Go through the lines below. Copy those with "JSON".

*EXTRACTED DATA:*
┄┄┄┄┄┄┄┄┄┄

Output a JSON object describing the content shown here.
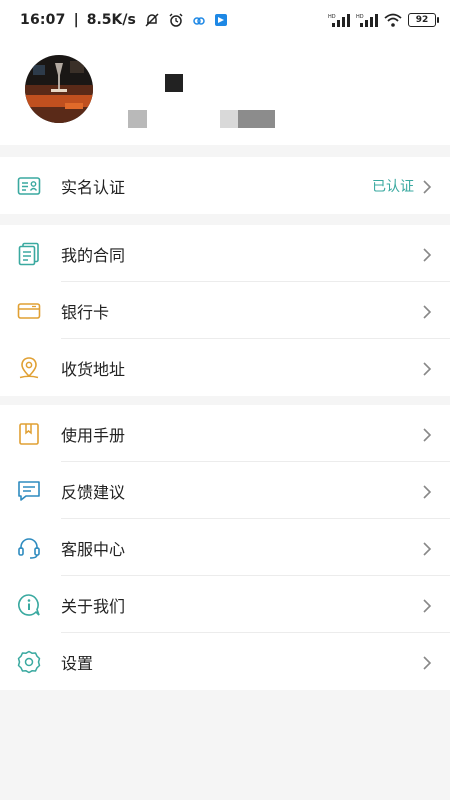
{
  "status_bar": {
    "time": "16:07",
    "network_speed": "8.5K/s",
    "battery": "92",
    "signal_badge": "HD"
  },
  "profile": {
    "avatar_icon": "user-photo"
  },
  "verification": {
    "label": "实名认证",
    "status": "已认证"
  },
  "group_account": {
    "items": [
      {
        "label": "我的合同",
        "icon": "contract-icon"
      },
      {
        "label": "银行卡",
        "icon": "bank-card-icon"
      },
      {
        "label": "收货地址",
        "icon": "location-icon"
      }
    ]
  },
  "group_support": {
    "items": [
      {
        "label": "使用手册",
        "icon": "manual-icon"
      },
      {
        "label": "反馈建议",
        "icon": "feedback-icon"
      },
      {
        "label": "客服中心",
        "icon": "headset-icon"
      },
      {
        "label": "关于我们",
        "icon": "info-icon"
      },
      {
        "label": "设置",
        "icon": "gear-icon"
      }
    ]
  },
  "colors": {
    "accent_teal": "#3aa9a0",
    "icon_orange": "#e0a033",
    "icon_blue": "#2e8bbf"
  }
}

┄┄┄┄┄┄┄┄┄┄

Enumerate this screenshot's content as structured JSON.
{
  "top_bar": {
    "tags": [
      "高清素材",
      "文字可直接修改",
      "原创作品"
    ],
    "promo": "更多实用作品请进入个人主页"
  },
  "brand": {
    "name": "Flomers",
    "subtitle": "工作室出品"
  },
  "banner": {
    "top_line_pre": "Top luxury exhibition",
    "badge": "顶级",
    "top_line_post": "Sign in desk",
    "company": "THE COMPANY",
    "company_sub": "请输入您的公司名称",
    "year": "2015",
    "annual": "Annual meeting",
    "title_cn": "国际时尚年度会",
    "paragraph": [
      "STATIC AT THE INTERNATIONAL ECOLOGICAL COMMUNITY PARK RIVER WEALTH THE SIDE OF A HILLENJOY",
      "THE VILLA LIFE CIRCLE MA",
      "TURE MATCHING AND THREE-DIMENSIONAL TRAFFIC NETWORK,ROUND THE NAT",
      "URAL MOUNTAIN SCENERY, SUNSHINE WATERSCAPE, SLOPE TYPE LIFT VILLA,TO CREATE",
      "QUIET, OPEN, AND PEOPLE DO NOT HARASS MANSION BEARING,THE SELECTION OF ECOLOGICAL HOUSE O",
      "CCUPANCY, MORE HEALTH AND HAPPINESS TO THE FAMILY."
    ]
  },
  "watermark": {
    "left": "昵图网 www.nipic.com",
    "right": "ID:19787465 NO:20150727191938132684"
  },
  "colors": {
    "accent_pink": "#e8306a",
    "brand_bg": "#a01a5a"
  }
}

┄┄┄┄┄┄┄┄┄┄

*RESULT OF THIS TASK:*
Output a JSON object describing the content shown here.
Enumerate this screenshot's content as structured JSON.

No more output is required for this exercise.